* [Records provided]:
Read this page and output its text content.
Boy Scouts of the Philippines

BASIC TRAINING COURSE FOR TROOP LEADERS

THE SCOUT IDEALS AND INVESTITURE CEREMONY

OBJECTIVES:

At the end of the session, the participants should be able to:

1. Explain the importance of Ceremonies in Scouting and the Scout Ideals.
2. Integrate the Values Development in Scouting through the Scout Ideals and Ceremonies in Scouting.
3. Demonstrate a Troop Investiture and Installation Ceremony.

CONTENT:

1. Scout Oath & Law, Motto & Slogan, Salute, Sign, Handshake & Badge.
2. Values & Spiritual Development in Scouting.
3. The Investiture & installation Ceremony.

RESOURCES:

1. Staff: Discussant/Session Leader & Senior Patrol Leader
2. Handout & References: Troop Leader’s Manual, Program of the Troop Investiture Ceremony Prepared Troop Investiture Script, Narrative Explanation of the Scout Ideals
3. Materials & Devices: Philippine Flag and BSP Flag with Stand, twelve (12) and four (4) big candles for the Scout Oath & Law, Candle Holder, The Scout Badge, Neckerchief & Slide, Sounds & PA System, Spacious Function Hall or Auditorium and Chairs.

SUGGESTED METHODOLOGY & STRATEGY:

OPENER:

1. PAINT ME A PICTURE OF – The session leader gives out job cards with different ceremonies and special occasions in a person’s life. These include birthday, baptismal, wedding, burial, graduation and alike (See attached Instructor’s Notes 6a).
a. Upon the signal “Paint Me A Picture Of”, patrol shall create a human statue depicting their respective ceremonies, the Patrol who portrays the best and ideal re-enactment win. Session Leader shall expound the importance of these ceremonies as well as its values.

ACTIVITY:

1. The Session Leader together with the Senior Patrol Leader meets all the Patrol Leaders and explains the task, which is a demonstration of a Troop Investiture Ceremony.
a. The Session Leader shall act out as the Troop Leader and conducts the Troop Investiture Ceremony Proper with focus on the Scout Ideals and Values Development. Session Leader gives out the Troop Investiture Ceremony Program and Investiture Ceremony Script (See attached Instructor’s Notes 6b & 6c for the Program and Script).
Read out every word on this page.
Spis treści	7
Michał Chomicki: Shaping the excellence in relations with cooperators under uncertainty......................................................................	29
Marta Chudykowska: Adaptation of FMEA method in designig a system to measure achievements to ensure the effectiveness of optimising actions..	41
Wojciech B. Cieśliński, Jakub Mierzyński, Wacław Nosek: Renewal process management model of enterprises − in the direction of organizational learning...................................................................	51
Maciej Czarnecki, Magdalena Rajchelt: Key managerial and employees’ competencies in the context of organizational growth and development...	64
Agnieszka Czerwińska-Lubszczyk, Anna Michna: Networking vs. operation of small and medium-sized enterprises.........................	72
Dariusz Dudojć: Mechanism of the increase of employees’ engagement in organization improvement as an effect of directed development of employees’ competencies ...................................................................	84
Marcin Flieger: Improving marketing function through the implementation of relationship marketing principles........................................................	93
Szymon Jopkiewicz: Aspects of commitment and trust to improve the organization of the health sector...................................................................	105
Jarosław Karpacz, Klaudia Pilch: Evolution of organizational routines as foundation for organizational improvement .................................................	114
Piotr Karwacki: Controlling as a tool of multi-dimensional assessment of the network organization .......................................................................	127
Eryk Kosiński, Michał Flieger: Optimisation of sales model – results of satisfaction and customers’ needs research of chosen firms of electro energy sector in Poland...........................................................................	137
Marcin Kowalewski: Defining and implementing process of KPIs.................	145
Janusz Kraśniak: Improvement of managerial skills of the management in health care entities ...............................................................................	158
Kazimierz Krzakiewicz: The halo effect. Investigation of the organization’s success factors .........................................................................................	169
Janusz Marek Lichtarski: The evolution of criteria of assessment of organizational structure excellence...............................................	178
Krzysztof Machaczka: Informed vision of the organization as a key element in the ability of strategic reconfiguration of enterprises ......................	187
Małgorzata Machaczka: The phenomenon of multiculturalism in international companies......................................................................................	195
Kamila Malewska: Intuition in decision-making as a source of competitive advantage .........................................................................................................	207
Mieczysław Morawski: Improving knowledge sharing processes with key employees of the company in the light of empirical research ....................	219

* [What is asked]:
Every record above should be output exactly.

* [Solution to the exercise]:
Read this page and output its text content.
Boy Scouts of the Philippines

BASIC TRAINING COURSE FOR TROOP LEADERS

THE SCOUT IDEALS AND INVESTITURE CEREMONY

OBJECTIVES:

At the end of the session, the participants should be able to:

1. Explain the importance of Ceremonies in Scouting and the Scout Ideals.
2. Integrate the Values Development in Scouting through the Scout Ideals and Ceremonies in Scouting.
3. Demonstrate a Troop Investiture and Installation Ceremony.

CONTENT:

1. Scout Oath & Law, Motto & Slogan, Salute, Sign, Handshake & Badge.
2. Values & Spiritual Development in Scouting.
3. The Investiture & installation Ceremony.

RESOURCES:

1. Staff: Discussant/Session Leader & Senior Patrol Leader
2. Handout & References: Troop Leader’s Manual, Program of the Troop Investiture Ceremony Prepared Troop Investiture Script, Narrative Explanation of the Scout Ideals
3. Materials & Devices: Philippine Flag and BSP Flag with Stand, twelve (12) and four (4) big candles for the Scout Oath & Law, Candle Holder, The Scout Badge, Neckerchief & Slide, Sounds & PA System, Spacious Function Hall or Auditorium and Chairs.

SUGGESTED METHODOLOGY & STRATEGY:

OPENER:

1. PAINT ME A PICTURE OF – The session leader gives out job cards with different ceremonies and special occasions in a person’s life. These include birthday, baptismal, wedding, burial, graduation and alike (See attached Instructor’s Notes 6a).
a. Upon the signal “Paint Me A Picture Of”, patrol shall create a human statue depicting their respective ceremonies, the Patrol who portrays the best and ideal re-enactment win. Session Leader shall expound the importance of these ceremonies as well as its values.

ACTIVITY:

1. The Session Leader together with the Senior Patrol Leader meets all the Patrol Leaders and explains the task, which is a demonstration of a Troop Investiture Ceremony.
a. The Session Leader shall act out as the Troop Leader and conducts the Troop Investiture Ceremony Proper with focus on the Scout Ideals and Values Development. Session Leader gives out the Troop Investiture Ceremony Program and Investiture Ceremony Script (See attached Instructor’s Notes 6b & 6c for the Program and Script).
Read out every word on this page.
Spis treści	7
Michał Chomicki: Shaping the excellence in relations with cooperators under uncertainty......................................................................	29
Marta Chudykowska: Adaptation of FMEA method in designig a system to measure achievements to ensure the effectiveness of optimising actions..	41
Wojciech B. Cieśliński, Jakub Mierzyński, Wacław Nosek: Renewal process management model of enterprises − in the direction of organizational learning...................................................................	51
Maciej Czarnecki, Magdalena Rajchelt: Key managerial and employees’ competencies in the context of organizational growth and development...	64
Agnieszka Czerwińska-Lubszczyk, Anna Michna: Networking vs. operation of small and medium-sized enterprises.........................	72
Dariusz Dudojć: Mechanism of the increase of employees’ engagement in organization improvement as an effect of directed development of employees’ competencies ...................................................................	84
Marcin Flieger: Improving marketing function through the implementation of relationship marketing principles........................................................	93
Szymon Jopkiewicz: Aspects of commitment and trust to improve the organization of the health sector...................................................................	105
Jarosław Karpacz, Klaudia Pilch: Evolution of organizational routines as foundation for organizational improvement .................................................	114
Piotr Karwacki: Controlling as a tool of multi-dimensional assessment of the network organization .......................................................................	127
Eryk Kosiński, Michał Flieger: Optimisation of sales model – results of satisfaction and customers’ needs research of chosen firms of electro energy sector in Poland...........................................................................	137
Marcin Kowalewski: Defining and implementing process of KPIs.................	145
Janusz Kraśniak: Improvement of managerial skills of the management in health care entities ...............................................................................	158
Kazimierz Krzakiewicz: The halo effect. Investigation of the organization’s success factors .........................................................................................	169
Janusz Marek Lichtarski: The evolution of criteria of assessment of organizational structure excellence...............................................	178
Krzysztof Machaczka: Informed vision of the organization as a key element in the ability of strategic reconfiguration of enterprises ......................	187
Małgorzata Machaczka: The phenomenon of multiculturalism in international companies......................................................................................	195
Kamila Malewska: Intuition in decision-making as a source of competitive advantage .........................................................................................................	207
Mieczysław Morawski: Improving knowledge sharing processes with key employees of the company in the light of empirical research ....................	219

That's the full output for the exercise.